___ Extracted entries

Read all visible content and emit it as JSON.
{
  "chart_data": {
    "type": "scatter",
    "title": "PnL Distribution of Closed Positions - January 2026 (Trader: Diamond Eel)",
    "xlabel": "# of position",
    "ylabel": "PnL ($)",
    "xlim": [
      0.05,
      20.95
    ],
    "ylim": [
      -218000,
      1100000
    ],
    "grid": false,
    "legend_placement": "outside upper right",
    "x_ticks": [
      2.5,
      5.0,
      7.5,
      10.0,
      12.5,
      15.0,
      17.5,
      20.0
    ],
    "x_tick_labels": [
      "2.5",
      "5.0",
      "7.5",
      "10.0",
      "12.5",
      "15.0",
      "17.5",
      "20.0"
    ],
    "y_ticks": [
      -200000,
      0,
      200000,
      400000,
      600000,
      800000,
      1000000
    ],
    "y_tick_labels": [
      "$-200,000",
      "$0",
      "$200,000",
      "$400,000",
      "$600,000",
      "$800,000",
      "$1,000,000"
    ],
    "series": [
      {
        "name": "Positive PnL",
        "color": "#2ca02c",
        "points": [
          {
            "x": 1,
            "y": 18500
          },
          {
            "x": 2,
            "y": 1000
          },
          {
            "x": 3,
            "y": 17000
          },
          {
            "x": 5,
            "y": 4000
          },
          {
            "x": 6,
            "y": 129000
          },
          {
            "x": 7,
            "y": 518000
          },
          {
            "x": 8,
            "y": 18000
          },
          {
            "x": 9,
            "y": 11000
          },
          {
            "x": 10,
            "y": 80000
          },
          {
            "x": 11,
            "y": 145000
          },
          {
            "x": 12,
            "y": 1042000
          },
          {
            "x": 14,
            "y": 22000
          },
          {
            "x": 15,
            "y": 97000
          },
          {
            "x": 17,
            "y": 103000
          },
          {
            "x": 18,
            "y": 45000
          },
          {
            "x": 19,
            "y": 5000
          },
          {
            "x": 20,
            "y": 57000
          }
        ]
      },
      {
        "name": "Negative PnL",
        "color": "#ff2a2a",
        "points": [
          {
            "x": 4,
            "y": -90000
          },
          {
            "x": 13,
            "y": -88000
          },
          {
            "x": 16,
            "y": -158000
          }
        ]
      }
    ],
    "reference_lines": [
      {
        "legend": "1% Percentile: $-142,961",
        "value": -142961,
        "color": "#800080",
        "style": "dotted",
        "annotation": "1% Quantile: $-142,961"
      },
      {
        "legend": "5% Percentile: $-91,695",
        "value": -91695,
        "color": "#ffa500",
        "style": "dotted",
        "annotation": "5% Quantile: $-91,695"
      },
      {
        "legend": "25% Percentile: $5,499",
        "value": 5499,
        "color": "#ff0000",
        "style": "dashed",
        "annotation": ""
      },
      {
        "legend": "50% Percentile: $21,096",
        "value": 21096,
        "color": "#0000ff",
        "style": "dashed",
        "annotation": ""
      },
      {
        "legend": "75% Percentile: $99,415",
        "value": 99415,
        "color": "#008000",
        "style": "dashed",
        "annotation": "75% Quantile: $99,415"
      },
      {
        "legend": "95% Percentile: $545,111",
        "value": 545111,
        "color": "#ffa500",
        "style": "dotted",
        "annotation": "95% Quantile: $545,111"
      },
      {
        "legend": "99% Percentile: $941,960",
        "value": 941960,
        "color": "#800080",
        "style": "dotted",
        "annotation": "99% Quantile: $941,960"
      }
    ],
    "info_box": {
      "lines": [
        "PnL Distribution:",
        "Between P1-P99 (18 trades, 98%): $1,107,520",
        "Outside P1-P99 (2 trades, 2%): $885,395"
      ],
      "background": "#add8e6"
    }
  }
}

______

■ Exercise task ■
Every record shown above should be written out again exactly.

■ Expected answer ■
Read all visible content and emit it as JSON.
{
  "chart_data": {
    "type": "scatter",
    "title": "PnL Distribution of Closed Positions - January 2026 (Trader: Diamond Eel)",
    "xlabel": "# of position",
    "ylabel": "PnL ($)",
    "xlim": [
      0.05,
      20.95
    ],
    "ylim": [
      -218000,
      1100000
    ],
    "grid": false,
    "legend_placement": "outside upper right",
    "x_ticks": [
      2.5,
      5.0,
      7.5,
      10.0,
      12.5,
      15.0,
      17.5,
      20.0
    ],
    "x_tick_labels": [
      "2.5",
      "5.0",
      "7.5",
      "10.0",
      "12.5",
      "15.0",
      "17.5",
      "20.0"
    ],
    "y_ticks": [
      -200000,
      0,
      200000,
      400000,
      600000,
      800000,
      1000000
    ],
    "y_tick_labels": [
      "$-200,000",
      "$0",
      "$200,000",
      "$400,000",
      "$600,000",
      "$800,000",
      "$1,000,000"
    ],
    "series": [
      {
        "name": "Positive PnL",
        "color": "#2ca02c",
        "points": [
          {
            "x": 1,
            "y": 18500
          },
          {
            "x": 2,
            "y": 1000
          },
          {
            "x": 3,
            "y": 17000
          },
          {
            "x": 5,
            "y": 4000
          },
          {
            "x": 6,
            "y": 129000
          },
          {
            "x": 7,
            "y": 518000
          },
          {
            "x": 8,
            "y": 18000
          },
          {
            "x": 9,
            "y": 11000
          },
          {
            "x": 10,
            "y": 80000
          },
          {
            "x": 11,
            "y": 145000
          },
          {
            "x": 12,
            "y": 1042000
          },
          {
            "x": 14,
            "y": 22000
          },
          {
            "x": 15,
            "y": 97000
          },
          {
            "x": 17,
            "y": 103000
          },
          {
            "x": 18,
            "y": 45000
          },
          {
            "x": 19,
            "y": 5000
          },
          {
            "x": 20,
            "y": 57000
          }
        ]
      },
      {
        "name": "Negative PnL",
        "color": "#ff2a2a",
        "points": [
          {
            "x": 4,
            "y": -90000
          },
          {
            "x": 13,
            "y": -88000
          },
          {
            "x": 16,
            "y": -158000
          }
        ]
      }
    ],
    "reference_lines": [
      {
        "legend": "1% Percentile: $-142,961",
        "value": -142961,
        "color": "#800080",
        "style": "dotted",
        "annotation": "1% Quantile: $-142,961"
      },
      {
        "legend": "5% Percentile: $-91,695",
        "value": -91695,
        "color": "#ffa500",
        "style": "dotted",
        "annotation": "5% Quantile: $-91,695"
      },
      {
        "legend": "25% Percentile: $5,499",
        "value": 5499,
        "color": "#ff0000",
        "style": "dashed",
        "annotation": ""
      },
      {
        "legend": "50% Percentile: $21,096",
        "value": 21096,
        "color": "#0000ff",
        "style": "dashed",
        "annotation": ""
      },
      {
        "legend": "75% Percentile: $99,415",
        "value": 99415,
        "color": "#008000",
        "style": "dashed",
        "annotation": "75% Quantile: $99,415"
      },
      {
        "legend": "95% Percentile: $545,111",
        "value": 545111,
        "color": "#ffa500",
        "style": "dotted",
        "annotation": "95% Quantile: $545,111"
      },
      {
        "legend": "99% Percentile: $941,960",
        "value": 941960,
        "color": "#800080",
        "style": "dotted",
        "annotation": "99% Quantile: $941,960"
      }
    ],
    "info_box": {
      "lines": [
        "PnL Distribution:",
        "Between P1-P99 (18 trades, 98%): $1,107,520",
        "Outside P1-P99 (2 trades, 2%): $885,395"
      ],
      "background": "#add8e6"
    }
  }
}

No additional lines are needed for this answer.